- YOUR GOAL
Restate every line of the material, word for word.

- RAW DATA
(begin)

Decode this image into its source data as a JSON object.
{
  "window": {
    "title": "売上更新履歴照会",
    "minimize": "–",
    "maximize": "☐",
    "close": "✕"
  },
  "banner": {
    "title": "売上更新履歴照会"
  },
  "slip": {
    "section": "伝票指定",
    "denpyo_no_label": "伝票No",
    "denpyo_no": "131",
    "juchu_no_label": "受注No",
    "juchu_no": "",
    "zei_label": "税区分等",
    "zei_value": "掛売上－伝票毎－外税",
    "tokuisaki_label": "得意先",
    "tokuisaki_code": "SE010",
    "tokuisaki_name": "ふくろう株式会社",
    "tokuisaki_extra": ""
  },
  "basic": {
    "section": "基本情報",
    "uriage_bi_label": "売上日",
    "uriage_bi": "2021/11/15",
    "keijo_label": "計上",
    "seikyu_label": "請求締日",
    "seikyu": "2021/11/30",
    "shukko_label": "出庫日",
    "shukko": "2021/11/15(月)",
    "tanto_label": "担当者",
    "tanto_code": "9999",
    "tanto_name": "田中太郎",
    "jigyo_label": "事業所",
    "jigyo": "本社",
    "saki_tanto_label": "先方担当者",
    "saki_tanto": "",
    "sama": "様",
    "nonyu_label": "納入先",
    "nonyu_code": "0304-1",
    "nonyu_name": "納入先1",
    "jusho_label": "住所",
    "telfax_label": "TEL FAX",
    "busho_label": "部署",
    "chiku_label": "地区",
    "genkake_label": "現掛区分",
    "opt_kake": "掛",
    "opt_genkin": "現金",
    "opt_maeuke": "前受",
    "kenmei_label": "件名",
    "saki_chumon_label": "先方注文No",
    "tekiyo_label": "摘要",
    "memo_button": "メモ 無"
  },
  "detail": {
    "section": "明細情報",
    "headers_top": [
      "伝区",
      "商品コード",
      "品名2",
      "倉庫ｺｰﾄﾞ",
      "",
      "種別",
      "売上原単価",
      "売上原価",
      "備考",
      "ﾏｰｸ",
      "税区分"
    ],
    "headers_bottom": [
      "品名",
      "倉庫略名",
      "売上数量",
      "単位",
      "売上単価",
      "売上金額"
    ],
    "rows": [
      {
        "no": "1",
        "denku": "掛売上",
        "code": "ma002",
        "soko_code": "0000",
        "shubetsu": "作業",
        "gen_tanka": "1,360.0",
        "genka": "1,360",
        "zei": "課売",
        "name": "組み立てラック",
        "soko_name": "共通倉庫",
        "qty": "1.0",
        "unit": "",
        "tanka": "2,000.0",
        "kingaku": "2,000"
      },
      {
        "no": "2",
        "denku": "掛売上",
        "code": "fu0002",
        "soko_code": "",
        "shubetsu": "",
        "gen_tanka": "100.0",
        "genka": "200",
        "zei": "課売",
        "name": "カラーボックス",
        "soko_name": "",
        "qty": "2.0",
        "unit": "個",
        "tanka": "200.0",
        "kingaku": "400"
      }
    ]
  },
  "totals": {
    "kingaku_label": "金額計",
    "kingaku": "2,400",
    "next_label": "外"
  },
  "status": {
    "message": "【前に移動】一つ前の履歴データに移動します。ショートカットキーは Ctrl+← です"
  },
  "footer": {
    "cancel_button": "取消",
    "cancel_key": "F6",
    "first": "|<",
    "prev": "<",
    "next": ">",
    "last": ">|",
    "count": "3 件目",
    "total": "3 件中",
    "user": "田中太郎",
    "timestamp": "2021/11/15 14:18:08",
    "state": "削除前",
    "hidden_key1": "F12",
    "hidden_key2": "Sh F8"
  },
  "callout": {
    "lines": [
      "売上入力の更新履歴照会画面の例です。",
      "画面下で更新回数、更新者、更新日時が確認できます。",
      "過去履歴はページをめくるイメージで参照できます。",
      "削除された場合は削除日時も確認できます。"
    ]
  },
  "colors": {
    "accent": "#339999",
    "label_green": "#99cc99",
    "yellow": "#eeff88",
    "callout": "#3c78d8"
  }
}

(end)

- COMPLETED EXERCISE
Decode this image into its source data as a JSON object.
{
  "window": {
    "title": "売上更新履歴照会",
    "minimize": "–",
    "maximize": "☐",
    "close": "✕"
  },
  "banner": {
    "title": "売上更新履歴照会"
  },
  "slip": {
    "section": "伝票指定",
    "denpyo_no_label": "伝票No",
    "denpyo_no": "131",
    "juchu_no_label": "受注No",
    "juchu_no": "",
    "zei_label": "税区分等",
    "zei_value": "掛売上－伝票毎－外税",
    "tokuisaki_label": "得意先",
    "tokuisaki_code": "SE010",
    "tokuisaki_name": "ふくろう株式会社",
    "tokuisaki_extra": ""
  },
  "basic": {
    "section": "基本情報",
    "uriage_bi_label": "売上日",
    "uriage_bi": "2021/11/15",
    "keijo_label": "計上",
    "seikyu_label": "請求締日",
    "seikyu": "2021/11/30",
    "shukko_label": "出庫日",
    "shukko": "2021/11/15(月)",
    "tanto_label": "担当者",
    "tanto_code": "9999",
    "tanto_name": "田中太郎",
    "jigyo_label": "事業所",
    "jigyo": "本社",
    "saki_tanto_label": "先方担当者",
    "saki_tanto": "",
    "sama": "様",
    "nonyu_label": "納入先",
    "nonyu_code": "0304-1",
    "nonyu_name": "納入先1",
    "jusho_label": "住所",
    "telfax_label": "TEL FAX",
    "busho_label": "部署",
    "chiku_label": "地区",
    "genkake_label": "現掛区分",
    "opt_kake": "掛",
    "opt_genkin": "現金",
    "opt_maeuke": "前受",
    "kenmei_label": "件名",
    "saki_chumon_label": "先方注文No",
    "tekiyo_label": "摘要",
    "memo_button": "メモ 無"
  },
  "detail": {
    "section": "明細情報",
    "headers_top": [
      "伝区",
      "商品コード",
      "品名2",
      "倉庫ｺｰﾄﾞ",
      "",
      "種別",
      "売上原単価",
      "売上原価",
      "備考",
      "ﾏｰｸ",
      "税区分"
    ],
    "headers_bottom": [
      "品名",
      "倉庫略名",
      "売上数量",
      "単位",
      "売上単価",
      "売上金額"
    ],
    "rows": [
      {
        "no": "1",
        "denku": "掛売上",
        "code": "ma002",
        "soko_code": "0000",
        "shubetsu": "作業",
        "gen_tanka": "1,360.0",
        "genka": "1,360",
        "zei": "課売",
        "name": "組み立てラック",
        "soko_name": "共通倉庫",
        "qty": "1.0",
        "unit": "",
        "tanka": "2,000.0",
        "kingaku": "2,000"
      },
      {
        "no": "2",
        "denku": "掛売上",
        "code": "fu0002",
        "soko_code": "",
        "shubetsu": "",
        "gen_tanka": "100.0",
        "genka": "200",
        "zei": "課売",
        "name": "カラーボックス",
        "soko_name": "",
        "qty": "2.0",
        "unit": "個",
        "tanka": "200.0",
        "kingaku": "400"
      }
    ]
  },
  "totals": {
    "kingaku_label": "金額計",
    "kingaku": "2,400",
    "next_label": "外"
  },
  "status": {
    "message": "【前に移動】一つ前の履歴データに移動します。ショートカットキーは Ctrl+← です"
  },
  "footer": {
    "cancel_button": "取消",
    "cancel_key": "F6",
    "first": "|<",
    "prev": "<",
    "next": ">",
    "last": ">|",
    "count": "3 件目",
    "total": "3 件中",
    "user": "田中太郎",
    "timestamp": "2021/11/15 14:18:08",
    "state": "削除前",
    "hidden_key1": "F12",
    "hidden_key2": "Sh F8"
  },
  "callout": {
    "lines": [
      "売上入力の更新履歴照会画面の例です。",
      "画面下で更新回数、更新者、更新日時が確認できます。",
      "過去履歴はページをめくるイメージで参照できます。",
      "削除された場合は削除日時も確認できます。"
    ]
  },
  "colors": {
    "accent": "#339999",
    "label_green": "#99cc99",
    "yellow": "#eeff88",
    "callout": "#3c78d8"
  }
}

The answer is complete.